DIRECTIONS FOR THIS TASK:
In the tool builder documentation below, retype the passage from "Kind FlagKind" to "them through Builder.Flags." word for word.

EXCERPT:
◆ ◆ ◆ ◆ ◆
Register validates the builder is complete and the contract types are valid; it returns a typed error rather than panicking on any misuse.
func (*Builder[In, Out]) Schemas ¶
func (b *Builder[In, Out]) Schemas() (in, out *jsonschema.Schema, err error)
Schemas returns the generated input and output JSON Schemas for the tool's contract types, without registering anything. It is exported so the manifest (Phase 06) and the validate command (Phase 18) can obtain a tool's schema without a server. The returned schemas are the same ones Register installs.
func (*Builder[In, Out]) UI ¶
UI associates the tool with a ui:// App resource by the App's programmatic name (the name passed to apps.Register / the manifest app name). At Register time the builder resolves the name to the App's ui:// URI and emits _meta.ui.resourceUri on the tool definition (RFC §7.1) — so a host that renders MCP Apps links the tool result to its App. The App MUST be registered (apps.Register) before the tool, or Register fails loud rather than dropping the link silently (D-173).
Optional visibility (VisibilityModel / VisibilityApp) sets _meta.ui.visibility: who may invoke the tool. Passing none leaves it unspecified, which a host treats as both — the spec default. Pass VisibilityApp alone for a UI-only action tool (brief 01 §2.3).
tool.New[In, Out]("create_chart").UI("widgets") // model + app
tool.New[In, Out]("save_edits").UI("widgets", tool.VisibilityApp) // app-only
func (*Builder[In, Out]) UIResource ¶
UIResource reports the ui:// resource name set by UI, or "" if none. It is the read seam Phase 06's manifest and Phase 09's Apps layer use to discover the tool-to-UI wiring.
type Flag ¶
type Flag struct {
// Kind classifies the defect.
Kind FlagKind
// Tool is the wire name of the tool whose call raised the flag.
Tool string
// Detail is a human-readable explanation.
Detail string
// SizeBytes is the serialized payload size in bytes for FlagOversizeOutput;
// zero for kinds where size is not meaningful.
SizeBytes int
}
Flag is a typed, non-fatal handler-runtime signal: an oversized output or a misrouted payload. A Flag never fails the tool call — it is recorded so the defect is observable in Dockyard's own surfaces before a host ever sees the result (brief 03 R7, the same principle as typed _meta accessors). A future obs/v1 bridge consumes these; Phase 08 exposes them through Builder.Flags.
type FlagKind ¶
type FlagKind int
FlagKind classifies a handler-runtime payload-routing defect.
const ( // FlagOversizeOutput marks a tool output whose serialized structuredContent // exceeds the size budget (DefaultOutputSizeBudget). FlagOversizeOutput FlagKind = iota + 1 // FlagMisroutedContent marks model-facing Text that is itself UI-shaped // data — a JSON object or array — and so pollutes and inflates the model // context instead of being routed to structuredContent (RFC §6.3). FlagMisroutedContent )
◆ ◆ ◆ ◆ ◆
EXTRACTED DATA:
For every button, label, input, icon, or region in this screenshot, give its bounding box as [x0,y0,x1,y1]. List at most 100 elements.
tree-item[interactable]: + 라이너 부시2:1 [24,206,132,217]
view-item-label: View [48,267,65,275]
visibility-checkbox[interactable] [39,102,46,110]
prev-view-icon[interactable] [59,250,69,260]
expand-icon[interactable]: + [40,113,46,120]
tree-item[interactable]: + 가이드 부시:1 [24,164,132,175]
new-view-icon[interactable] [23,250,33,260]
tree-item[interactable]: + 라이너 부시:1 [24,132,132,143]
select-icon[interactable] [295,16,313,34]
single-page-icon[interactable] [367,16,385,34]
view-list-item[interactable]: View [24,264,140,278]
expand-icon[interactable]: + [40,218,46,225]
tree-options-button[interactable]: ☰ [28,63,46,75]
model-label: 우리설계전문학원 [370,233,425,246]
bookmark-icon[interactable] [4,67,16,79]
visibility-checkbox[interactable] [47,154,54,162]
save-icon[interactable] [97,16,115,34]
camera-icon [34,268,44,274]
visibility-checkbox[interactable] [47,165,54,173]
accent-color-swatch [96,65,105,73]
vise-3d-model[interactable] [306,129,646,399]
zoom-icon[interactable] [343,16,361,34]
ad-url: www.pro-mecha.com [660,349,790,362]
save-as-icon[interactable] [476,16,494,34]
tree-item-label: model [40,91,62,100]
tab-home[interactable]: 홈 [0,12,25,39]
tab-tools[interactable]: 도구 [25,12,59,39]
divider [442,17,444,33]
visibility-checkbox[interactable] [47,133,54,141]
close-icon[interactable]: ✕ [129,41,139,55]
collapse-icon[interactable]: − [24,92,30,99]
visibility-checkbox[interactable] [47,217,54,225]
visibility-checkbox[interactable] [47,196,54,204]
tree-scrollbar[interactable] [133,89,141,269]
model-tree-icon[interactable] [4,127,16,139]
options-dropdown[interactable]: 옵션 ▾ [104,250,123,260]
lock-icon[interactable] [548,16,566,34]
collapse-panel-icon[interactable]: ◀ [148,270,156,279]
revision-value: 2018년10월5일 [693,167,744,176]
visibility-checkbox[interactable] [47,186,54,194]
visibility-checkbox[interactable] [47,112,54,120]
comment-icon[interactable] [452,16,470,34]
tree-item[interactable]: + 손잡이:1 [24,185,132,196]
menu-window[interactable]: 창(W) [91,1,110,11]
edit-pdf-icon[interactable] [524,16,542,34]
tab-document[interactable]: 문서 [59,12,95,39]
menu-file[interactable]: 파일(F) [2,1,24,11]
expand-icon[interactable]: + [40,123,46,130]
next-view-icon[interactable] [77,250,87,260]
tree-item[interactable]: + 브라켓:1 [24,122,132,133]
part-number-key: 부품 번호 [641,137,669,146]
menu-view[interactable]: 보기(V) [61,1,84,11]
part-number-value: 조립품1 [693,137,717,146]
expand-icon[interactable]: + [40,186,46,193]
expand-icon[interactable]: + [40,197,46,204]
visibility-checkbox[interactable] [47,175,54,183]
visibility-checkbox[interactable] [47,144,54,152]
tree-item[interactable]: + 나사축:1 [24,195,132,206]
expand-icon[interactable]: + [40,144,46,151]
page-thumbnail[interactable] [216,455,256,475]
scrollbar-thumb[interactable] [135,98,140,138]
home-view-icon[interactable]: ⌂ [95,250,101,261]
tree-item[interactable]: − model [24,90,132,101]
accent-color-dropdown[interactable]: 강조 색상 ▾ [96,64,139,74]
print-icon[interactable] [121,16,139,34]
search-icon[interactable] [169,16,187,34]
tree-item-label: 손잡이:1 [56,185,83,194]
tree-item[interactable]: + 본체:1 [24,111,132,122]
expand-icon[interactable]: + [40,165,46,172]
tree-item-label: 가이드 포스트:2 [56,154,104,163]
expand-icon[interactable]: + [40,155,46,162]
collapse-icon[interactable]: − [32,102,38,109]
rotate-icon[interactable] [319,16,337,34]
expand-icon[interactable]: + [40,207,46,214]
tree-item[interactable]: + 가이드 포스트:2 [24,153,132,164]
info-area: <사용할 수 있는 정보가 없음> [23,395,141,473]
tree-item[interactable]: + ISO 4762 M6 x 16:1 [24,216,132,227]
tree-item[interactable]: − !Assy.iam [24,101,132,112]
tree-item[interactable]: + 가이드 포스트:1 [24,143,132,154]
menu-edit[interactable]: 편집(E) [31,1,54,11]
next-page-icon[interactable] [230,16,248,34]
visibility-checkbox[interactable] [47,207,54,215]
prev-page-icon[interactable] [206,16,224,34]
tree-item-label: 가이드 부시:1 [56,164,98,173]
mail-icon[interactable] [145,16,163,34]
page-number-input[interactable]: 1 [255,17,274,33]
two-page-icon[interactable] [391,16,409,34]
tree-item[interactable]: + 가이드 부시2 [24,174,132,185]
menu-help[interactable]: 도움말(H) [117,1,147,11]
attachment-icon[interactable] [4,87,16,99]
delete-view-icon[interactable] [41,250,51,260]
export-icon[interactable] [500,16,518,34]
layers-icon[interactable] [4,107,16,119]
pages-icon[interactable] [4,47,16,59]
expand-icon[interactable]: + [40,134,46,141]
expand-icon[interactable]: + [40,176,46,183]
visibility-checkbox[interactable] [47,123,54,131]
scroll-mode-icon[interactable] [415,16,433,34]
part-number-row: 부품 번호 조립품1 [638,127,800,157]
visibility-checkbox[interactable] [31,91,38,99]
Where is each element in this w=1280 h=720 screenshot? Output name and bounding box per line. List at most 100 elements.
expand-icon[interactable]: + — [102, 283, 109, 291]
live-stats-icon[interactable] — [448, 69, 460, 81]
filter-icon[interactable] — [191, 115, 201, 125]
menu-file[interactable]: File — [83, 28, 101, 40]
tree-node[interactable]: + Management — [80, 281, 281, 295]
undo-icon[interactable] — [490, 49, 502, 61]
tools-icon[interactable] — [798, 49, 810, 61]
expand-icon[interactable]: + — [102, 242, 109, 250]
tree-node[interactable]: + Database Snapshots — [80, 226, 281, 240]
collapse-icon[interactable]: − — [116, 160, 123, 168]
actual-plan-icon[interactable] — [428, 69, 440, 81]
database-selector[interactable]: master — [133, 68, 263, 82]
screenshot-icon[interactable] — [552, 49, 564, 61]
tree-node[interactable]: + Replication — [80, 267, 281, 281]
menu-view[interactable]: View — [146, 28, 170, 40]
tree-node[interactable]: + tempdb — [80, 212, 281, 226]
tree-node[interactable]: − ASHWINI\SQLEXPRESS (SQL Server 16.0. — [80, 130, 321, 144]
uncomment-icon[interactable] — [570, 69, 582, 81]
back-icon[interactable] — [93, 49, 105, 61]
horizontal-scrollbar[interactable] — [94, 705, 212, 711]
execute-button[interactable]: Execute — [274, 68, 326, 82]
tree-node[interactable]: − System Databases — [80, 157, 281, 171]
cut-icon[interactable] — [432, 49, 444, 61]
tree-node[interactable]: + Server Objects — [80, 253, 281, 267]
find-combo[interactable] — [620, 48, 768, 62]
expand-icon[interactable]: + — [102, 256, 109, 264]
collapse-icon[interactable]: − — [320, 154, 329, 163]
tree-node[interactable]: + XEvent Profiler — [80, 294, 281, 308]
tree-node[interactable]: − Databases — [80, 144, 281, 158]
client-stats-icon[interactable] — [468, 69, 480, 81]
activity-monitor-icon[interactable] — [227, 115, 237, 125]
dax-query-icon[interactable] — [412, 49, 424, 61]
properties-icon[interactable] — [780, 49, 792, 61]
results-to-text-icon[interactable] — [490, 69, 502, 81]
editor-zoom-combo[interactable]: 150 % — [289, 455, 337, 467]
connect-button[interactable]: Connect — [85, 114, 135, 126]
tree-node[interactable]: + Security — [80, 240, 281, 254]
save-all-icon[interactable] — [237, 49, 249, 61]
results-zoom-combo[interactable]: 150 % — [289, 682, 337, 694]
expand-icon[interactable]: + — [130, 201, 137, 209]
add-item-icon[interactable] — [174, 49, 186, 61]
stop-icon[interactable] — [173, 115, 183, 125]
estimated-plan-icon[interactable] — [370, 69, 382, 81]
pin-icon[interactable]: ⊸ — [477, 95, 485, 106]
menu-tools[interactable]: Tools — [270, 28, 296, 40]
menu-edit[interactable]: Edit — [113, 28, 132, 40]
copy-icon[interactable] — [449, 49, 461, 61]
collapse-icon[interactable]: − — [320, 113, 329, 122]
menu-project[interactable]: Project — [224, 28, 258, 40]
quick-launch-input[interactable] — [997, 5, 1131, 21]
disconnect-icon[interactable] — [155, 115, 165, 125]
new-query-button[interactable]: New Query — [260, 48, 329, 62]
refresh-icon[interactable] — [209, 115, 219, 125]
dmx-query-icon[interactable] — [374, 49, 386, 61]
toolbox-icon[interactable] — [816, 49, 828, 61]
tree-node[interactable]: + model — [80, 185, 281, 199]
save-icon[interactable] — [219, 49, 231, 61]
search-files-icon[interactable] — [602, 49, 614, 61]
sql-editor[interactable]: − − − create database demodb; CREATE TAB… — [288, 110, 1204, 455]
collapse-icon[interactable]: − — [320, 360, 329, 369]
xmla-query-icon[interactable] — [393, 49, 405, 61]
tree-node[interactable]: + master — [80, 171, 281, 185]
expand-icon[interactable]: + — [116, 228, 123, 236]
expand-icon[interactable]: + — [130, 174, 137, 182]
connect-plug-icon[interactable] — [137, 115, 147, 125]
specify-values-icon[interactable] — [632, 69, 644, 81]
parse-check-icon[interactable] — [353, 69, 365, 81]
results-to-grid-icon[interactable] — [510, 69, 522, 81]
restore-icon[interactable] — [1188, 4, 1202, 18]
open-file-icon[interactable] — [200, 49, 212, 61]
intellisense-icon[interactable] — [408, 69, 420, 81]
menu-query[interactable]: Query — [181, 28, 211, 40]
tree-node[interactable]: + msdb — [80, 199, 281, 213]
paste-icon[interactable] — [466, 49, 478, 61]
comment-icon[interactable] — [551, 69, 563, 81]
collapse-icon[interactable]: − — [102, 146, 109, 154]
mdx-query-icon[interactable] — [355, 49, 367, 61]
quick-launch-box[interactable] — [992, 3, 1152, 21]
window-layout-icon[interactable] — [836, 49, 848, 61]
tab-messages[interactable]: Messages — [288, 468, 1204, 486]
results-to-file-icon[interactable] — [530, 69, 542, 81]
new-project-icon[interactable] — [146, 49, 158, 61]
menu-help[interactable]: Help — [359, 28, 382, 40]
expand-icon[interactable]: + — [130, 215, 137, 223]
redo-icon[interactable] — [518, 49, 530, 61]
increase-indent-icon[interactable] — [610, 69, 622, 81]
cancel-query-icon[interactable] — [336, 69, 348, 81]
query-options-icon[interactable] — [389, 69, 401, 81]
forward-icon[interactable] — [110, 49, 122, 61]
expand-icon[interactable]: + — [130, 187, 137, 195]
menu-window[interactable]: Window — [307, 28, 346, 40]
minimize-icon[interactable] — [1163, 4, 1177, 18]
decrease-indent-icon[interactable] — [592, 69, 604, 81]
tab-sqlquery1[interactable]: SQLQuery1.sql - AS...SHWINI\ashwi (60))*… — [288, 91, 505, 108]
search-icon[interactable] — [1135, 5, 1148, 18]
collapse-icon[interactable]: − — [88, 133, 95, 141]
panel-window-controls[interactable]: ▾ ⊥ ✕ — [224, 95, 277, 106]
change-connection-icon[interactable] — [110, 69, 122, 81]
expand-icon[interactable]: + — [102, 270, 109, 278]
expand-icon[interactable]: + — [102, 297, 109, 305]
◆ ◆ ◆ ◆ ◆
SOLUTION FOR THIS PROBLEM:
Kind FlagKind
// Tool is the wire name of the tool whose call raised the flag.
Tool string
// Detail is a human-readable explanation.
Detail string
// SizeBytes is the serialized payload size in bytes for FlagOversizeOutput;
// zero for kinds where size is not meaningful.
SizeBytes int
}
Flag is a typed, non-fatal handler-runtime signal: an oversized output or a misrouted payload. A Flag never fails the tool call — it is recorded so the defect is observable in Dockyard's own surfaces before a host ever sees the result (brief 03 R7, the same principle as typed _meta accessors). A future obs/v1 bridge consumes these; Phase 08 exposes them through Builder.Flags.